A block of data:
[BEGIN]

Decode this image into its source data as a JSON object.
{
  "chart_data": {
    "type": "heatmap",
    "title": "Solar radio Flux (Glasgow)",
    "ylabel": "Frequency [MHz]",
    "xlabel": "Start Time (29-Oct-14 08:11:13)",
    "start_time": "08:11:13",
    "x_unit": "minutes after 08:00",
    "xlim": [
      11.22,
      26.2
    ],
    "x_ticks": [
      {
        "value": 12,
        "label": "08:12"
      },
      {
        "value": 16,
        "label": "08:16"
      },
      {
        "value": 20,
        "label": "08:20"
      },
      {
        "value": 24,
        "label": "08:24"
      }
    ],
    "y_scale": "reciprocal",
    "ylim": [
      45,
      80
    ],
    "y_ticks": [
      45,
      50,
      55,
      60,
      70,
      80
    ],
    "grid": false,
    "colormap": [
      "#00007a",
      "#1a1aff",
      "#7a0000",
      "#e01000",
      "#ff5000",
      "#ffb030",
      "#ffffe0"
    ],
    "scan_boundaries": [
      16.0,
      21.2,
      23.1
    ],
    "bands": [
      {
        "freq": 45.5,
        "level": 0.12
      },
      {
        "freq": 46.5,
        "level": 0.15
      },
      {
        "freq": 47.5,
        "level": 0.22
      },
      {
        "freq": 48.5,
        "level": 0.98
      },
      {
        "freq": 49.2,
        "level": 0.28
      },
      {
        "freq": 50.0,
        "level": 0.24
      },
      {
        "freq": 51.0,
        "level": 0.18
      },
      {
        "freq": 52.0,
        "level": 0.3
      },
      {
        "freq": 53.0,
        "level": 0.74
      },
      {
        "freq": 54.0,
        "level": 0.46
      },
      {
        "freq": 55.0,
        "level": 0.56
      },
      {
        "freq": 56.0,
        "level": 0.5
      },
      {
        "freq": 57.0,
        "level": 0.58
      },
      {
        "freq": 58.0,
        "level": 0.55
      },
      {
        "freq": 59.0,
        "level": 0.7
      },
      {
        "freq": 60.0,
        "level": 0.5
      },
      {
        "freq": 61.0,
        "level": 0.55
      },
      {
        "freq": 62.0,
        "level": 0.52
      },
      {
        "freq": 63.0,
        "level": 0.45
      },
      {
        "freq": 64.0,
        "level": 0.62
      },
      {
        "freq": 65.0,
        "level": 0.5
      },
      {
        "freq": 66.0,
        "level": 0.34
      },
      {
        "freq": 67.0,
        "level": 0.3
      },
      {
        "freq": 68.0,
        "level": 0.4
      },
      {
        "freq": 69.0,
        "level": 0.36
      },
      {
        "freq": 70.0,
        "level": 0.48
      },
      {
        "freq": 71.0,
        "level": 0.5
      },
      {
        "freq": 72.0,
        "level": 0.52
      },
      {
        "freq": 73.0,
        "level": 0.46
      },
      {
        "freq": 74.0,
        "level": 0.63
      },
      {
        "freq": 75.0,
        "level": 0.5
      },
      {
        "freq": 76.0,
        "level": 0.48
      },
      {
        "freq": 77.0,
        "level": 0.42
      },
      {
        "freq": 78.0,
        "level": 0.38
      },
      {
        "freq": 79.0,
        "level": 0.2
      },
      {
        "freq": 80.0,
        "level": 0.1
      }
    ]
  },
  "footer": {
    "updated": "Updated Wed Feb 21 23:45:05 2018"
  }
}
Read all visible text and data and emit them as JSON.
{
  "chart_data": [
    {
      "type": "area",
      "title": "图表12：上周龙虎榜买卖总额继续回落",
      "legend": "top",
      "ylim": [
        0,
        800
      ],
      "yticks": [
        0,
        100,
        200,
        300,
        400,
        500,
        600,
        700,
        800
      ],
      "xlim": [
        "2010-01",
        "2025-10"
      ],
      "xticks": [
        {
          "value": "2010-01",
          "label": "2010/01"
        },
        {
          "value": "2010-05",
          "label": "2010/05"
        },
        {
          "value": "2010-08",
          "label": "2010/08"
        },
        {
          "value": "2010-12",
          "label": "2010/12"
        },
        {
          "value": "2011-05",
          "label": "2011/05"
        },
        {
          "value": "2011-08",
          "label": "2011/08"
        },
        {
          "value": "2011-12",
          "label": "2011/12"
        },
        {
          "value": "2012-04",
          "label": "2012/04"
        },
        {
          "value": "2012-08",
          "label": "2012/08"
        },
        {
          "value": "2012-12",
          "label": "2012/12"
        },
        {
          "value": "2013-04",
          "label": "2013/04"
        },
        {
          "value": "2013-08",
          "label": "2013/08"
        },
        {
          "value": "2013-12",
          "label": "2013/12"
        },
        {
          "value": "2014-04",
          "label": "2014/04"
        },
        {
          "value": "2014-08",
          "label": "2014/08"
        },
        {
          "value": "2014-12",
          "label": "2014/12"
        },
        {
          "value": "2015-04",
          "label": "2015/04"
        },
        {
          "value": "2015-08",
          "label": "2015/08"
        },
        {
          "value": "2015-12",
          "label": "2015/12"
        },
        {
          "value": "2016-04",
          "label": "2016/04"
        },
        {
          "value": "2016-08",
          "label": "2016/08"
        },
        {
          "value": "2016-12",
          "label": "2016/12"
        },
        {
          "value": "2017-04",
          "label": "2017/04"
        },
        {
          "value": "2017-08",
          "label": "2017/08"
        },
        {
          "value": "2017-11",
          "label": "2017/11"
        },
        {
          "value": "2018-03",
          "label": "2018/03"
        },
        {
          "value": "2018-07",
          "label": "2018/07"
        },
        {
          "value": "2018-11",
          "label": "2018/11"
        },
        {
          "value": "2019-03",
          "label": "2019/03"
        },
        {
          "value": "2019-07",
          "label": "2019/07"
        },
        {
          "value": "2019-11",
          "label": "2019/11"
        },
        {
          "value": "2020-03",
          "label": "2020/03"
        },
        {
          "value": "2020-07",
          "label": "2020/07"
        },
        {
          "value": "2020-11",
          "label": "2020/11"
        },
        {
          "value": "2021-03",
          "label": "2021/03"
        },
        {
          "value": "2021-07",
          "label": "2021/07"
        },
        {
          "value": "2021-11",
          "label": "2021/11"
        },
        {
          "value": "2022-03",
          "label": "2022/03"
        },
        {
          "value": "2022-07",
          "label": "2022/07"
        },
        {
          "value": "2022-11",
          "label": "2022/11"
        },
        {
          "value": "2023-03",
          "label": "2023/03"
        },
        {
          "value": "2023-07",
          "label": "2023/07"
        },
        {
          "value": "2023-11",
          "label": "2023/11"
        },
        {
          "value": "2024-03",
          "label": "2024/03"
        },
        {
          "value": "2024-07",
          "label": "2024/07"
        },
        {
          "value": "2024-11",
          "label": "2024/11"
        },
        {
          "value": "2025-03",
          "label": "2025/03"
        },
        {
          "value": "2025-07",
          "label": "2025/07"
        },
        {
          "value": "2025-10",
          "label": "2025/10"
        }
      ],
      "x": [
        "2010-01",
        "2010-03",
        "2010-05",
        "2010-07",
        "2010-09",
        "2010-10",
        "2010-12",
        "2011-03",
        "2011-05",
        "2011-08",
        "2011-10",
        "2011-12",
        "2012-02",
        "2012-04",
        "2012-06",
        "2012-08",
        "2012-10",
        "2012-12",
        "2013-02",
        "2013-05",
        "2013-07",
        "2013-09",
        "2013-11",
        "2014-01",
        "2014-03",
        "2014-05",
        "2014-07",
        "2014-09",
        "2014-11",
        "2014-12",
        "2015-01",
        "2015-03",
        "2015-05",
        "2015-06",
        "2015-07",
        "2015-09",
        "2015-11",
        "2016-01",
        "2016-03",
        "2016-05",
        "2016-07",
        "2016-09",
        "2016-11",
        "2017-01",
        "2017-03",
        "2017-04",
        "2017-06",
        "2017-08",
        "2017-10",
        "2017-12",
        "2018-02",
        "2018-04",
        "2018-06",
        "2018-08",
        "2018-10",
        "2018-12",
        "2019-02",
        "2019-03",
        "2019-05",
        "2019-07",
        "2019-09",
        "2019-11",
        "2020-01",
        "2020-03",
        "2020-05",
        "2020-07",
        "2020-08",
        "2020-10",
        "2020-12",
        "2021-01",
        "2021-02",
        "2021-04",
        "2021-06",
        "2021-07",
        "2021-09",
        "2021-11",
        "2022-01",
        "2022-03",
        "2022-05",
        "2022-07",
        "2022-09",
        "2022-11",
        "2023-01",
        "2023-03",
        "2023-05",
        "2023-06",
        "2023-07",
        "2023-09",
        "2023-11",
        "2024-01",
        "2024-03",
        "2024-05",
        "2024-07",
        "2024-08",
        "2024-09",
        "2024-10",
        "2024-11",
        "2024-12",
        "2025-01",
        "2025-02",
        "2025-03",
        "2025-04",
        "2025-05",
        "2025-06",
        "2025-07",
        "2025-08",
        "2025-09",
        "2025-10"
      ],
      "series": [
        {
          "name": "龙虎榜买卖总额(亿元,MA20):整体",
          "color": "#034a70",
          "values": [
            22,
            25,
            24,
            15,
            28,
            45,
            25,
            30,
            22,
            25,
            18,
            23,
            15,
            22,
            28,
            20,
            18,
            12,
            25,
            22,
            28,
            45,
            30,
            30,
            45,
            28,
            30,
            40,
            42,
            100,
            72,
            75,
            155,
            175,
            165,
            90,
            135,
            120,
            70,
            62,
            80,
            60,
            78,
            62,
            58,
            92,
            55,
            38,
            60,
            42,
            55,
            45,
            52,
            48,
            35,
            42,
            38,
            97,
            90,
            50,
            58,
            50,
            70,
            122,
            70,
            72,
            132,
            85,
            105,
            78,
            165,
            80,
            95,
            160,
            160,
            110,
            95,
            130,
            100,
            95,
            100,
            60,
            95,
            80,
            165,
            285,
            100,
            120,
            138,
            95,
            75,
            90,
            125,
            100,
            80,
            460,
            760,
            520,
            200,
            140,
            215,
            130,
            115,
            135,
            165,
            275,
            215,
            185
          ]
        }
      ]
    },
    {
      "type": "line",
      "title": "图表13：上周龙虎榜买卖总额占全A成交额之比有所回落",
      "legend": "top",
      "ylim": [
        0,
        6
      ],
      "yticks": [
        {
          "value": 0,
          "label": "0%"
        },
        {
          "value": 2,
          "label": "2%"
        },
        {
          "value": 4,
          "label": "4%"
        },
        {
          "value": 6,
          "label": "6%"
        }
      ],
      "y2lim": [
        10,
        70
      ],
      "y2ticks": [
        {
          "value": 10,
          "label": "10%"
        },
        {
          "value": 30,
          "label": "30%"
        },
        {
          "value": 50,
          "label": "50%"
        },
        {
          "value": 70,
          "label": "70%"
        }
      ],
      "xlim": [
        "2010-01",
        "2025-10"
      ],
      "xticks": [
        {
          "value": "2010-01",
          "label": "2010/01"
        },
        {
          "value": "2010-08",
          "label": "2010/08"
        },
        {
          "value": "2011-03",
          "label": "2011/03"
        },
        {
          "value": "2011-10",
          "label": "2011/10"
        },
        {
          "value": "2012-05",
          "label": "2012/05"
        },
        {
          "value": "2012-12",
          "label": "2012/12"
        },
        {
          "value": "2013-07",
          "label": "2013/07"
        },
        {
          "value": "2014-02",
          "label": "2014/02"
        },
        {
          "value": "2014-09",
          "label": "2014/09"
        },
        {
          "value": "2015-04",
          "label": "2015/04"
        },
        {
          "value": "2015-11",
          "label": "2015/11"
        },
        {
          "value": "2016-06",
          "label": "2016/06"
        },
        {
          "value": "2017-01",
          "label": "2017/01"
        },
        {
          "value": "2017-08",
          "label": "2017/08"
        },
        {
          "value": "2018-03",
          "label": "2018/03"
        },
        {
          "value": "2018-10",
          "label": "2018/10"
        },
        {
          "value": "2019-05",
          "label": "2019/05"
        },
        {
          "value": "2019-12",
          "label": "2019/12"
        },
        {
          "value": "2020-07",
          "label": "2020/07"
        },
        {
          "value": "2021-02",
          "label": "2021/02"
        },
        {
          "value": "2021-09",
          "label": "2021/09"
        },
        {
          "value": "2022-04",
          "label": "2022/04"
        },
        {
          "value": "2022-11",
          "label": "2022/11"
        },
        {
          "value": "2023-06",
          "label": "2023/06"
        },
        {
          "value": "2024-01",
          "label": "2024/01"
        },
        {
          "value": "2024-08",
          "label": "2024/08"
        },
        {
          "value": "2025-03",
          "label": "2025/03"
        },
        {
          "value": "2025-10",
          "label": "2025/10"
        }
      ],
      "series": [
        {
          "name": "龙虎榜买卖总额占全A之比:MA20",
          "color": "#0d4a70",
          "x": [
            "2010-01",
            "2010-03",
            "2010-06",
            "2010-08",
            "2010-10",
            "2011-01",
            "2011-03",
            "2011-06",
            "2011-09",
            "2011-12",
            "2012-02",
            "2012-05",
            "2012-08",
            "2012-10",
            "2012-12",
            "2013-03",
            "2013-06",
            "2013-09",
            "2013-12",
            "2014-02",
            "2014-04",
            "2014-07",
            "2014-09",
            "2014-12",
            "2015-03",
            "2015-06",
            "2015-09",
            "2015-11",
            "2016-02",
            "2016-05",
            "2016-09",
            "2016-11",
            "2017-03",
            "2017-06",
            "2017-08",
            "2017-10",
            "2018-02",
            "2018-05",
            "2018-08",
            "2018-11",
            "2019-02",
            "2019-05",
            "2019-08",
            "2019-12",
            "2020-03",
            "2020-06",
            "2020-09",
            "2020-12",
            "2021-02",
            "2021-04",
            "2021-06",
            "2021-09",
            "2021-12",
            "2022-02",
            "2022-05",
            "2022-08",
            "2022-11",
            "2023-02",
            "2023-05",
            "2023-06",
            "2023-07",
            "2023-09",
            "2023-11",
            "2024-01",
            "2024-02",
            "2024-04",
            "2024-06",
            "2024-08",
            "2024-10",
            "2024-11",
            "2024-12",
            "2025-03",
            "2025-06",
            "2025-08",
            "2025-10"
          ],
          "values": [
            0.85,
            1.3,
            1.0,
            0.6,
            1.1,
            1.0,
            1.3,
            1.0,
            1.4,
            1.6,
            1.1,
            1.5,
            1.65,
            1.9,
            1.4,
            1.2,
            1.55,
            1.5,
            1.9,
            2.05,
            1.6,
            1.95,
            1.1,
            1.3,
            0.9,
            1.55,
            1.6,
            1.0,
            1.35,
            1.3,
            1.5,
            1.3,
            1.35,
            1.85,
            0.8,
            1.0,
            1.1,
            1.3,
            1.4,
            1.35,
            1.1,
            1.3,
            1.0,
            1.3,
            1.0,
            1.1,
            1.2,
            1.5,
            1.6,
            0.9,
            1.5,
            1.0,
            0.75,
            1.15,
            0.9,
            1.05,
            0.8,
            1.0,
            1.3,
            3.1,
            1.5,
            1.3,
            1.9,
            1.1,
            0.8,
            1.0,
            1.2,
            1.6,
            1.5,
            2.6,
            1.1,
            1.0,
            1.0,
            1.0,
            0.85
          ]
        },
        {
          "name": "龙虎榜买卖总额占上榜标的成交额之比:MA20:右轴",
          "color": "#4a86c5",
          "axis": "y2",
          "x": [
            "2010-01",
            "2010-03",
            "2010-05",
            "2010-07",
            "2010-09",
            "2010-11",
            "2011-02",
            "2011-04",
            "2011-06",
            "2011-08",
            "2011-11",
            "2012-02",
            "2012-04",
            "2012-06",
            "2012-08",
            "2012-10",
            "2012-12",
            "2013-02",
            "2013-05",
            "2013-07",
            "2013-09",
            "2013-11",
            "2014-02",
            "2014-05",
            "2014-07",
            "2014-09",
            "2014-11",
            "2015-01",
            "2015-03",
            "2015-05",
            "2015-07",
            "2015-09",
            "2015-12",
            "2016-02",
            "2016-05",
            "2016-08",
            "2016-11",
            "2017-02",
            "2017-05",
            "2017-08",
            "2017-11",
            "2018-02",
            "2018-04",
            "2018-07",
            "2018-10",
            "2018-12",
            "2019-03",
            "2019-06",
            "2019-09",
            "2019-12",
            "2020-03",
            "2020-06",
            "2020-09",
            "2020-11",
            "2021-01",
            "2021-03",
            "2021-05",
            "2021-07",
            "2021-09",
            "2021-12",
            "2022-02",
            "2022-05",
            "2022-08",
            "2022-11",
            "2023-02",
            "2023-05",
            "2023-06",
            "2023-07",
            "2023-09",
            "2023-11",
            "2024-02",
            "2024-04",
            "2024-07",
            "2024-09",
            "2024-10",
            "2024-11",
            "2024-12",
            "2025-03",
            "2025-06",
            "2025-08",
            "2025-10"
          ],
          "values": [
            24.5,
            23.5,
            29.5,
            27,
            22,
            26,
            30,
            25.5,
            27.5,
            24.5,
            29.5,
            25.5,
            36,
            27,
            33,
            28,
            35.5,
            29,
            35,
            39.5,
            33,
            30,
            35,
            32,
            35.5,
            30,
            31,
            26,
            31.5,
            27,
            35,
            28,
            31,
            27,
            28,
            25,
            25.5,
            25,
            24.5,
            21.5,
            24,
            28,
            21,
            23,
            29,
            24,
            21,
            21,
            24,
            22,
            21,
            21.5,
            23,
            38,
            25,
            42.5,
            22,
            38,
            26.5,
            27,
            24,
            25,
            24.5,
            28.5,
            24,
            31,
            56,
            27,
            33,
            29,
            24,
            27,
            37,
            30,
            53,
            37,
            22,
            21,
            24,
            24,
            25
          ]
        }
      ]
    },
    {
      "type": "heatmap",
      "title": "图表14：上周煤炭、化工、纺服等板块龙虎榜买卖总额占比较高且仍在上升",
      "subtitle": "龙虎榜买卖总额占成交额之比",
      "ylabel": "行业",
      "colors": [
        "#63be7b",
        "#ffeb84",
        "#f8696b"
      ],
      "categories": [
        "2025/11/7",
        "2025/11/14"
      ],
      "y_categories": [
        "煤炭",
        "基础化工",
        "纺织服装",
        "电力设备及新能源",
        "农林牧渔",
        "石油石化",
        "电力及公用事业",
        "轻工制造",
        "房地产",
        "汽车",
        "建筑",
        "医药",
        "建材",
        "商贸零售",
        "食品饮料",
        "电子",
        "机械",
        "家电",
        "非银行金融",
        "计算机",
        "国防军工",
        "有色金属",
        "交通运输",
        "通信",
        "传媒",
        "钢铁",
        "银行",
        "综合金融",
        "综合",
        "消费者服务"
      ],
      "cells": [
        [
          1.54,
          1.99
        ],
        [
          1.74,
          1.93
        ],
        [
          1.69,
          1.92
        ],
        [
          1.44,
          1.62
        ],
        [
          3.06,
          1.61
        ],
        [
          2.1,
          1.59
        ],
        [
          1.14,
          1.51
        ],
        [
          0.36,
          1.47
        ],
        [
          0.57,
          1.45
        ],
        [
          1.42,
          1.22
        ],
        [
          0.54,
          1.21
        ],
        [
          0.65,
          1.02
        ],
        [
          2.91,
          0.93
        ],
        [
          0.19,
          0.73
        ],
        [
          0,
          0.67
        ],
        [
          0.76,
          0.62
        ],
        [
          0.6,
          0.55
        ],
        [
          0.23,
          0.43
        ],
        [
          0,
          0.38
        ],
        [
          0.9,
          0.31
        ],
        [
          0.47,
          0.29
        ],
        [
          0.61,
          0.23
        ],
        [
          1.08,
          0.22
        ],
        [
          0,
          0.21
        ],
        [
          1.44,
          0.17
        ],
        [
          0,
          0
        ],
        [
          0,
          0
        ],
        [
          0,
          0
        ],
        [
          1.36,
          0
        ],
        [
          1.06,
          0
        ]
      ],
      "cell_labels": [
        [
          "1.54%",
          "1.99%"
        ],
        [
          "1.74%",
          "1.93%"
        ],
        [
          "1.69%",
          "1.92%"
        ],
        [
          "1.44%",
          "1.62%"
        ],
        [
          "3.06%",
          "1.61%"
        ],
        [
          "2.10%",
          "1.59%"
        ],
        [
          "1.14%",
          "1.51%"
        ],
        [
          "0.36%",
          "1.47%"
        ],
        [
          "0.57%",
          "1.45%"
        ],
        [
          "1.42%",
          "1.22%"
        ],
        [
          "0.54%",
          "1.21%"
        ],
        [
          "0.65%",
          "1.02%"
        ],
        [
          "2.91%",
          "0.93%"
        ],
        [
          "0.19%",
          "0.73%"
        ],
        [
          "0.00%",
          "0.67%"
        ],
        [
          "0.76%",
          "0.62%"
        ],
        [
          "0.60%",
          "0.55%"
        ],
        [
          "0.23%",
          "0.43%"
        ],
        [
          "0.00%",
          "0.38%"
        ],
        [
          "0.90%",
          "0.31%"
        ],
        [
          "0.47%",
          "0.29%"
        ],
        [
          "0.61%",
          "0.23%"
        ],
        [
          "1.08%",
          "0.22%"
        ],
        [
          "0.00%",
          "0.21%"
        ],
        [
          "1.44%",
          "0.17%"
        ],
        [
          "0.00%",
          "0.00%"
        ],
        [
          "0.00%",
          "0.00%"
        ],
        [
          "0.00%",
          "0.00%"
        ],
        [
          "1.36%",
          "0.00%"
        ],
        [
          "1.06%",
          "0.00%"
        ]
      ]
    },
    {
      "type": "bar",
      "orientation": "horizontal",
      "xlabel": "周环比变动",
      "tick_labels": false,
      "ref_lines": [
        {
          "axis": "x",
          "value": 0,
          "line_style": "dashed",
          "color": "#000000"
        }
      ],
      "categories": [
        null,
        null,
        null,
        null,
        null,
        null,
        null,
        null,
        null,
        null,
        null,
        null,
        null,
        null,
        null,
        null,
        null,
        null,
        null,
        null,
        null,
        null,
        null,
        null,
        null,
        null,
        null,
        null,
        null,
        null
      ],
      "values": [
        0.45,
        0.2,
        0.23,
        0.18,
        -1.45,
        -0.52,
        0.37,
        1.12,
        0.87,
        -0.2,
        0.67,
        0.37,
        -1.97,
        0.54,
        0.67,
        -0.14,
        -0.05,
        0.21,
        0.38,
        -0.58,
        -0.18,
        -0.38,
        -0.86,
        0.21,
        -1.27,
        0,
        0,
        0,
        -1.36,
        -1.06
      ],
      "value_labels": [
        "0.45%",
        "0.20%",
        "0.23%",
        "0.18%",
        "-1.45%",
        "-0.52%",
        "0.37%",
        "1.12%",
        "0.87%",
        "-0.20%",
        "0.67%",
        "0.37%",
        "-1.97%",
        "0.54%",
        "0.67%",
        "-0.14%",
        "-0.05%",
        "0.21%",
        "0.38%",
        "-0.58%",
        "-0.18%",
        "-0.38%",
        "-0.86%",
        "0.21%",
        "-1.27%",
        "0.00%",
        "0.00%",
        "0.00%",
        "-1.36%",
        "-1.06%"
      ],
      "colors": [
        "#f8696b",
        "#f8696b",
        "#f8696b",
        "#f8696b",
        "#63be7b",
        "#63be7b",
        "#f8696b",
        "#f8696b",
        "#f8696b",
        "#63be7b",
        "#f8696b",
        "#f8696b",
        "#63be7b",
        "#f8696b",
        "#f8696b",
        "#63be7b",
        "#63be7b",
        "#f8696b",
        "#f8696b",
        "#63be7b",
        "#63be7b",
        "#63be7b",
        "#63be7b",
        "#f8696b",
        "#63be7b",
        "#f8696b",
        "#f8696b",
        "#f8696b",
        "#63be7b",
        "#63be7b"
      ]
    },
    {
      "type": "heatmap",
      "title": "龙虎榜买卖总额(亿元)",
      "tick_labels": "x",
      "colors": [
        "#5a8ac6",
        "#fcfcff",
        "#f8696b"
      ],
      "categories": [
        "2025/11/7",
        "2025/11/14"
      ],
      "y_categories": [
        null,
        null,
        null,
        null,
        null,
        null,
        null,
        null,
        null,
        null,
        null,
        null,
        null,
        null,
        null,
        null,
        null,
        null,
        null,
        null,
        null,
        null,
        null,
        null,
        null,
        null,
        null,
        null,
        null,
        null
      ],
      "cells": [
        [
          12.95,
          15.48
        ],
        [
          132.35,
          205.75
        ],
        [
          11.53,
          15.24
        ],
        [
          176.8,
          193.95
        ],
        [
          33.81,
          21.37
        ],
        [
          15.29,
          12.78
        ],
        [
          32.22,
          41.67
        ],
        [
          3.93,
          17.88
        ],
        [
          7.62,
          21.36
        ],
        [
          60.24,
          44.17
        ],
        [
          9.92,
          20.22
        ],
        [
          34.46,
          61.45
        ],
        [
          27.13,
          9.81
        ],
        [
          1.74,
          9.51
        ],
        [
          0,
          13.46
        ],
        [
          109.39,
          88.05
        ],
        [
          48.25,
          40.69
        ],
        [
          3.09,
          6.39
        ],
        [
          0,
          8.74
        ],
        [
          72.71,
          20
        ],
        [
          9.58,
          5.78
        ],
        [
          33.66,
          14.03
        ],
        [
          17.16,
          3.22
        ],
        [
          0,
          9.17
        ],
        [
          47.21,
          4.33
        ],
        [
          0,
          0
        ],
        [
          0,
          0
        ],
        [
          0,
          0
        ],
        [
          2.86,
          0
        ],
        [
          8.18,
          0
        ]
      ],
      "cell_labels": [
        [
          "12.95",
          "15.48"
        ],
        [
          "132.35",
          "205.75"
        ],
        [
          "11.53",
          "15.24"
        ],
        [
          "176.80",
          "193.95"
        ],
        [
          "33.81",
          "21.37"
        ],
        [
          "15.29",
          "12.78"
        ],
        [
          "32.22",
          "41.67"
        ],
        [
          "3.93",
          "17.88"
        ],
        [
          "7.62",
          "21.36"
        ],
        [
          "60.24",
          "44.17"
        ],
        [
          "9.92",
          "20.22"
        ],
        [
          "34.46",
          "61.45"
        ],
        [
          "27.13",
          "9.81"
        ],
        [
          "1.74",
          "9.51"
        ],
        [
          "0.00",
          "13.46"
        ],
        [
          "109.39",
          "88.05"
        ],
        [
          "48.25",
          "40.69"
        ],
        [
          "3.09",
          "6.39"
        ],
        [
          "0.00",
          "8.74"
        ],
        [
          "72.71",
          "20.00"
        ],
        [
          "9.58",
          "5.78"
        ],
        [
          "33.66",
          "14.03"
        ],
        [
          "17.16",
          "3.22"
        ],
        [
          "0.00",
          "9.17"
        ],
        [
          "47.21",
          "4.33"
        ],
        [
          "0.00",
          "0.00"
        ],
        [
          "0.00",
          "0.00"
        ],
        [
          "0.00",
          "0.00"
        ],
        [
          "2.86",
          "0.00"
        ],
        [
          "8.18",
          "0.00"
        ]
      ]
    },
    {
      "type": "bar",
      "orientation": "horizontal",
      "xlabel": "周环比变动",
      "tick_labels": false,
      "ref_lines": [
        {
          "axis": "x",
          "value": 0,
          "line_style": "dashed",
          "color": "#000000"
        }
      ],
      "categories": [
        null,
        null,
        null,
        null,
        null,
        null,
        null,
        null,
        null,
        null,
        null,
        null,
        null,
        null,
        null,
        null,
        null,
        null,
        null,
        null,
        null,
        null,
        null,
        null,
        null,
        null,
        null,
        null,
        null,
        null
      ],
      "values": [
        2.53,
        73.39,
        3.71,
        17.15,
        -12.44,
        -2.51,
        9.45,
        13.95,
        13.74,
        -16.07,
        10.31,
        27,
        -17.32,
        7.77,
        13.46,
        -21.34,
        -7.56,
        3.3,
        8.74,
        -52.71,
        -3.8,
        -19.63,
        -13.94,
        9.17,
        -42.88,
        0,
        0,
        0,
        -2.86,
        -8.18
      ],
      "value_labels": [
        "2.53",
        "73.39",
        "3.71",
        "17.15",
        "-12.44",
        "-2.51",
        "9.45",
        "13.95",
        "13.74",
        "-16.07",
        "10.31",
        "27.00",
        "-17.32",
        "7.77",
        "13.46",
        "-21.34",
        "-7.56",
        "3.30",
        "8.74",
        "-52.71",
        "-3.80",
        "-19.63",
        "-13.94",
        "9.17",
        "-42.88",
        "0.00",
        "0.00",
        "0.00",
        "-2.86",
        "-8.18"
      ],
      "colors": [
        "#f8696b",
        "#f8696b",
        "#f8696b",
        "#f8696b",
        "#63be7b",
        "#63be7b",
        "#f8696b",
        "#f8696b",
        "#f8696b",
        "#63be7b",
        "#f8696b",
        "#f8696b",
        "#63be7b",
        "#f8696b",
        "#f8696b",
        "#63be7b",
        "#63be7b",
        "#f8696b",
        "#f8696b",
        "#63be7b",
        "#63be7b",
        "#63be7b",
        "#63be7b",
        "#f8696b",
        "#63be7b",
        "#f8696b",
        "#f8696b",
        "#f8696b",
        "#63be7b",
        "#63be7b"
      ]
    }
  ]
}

[END]

Work required: Search the data above for the string "name" and copy each line that has it.

The answer:
          "name": "龙虎榜买卖总额(亿元,MA20):整体",
          "name": "龙虎榜买卖总额占全A之比:MA20",
          "name": "龙虎榜买卖总额占上榜标的成交额之比:MA20:右轴",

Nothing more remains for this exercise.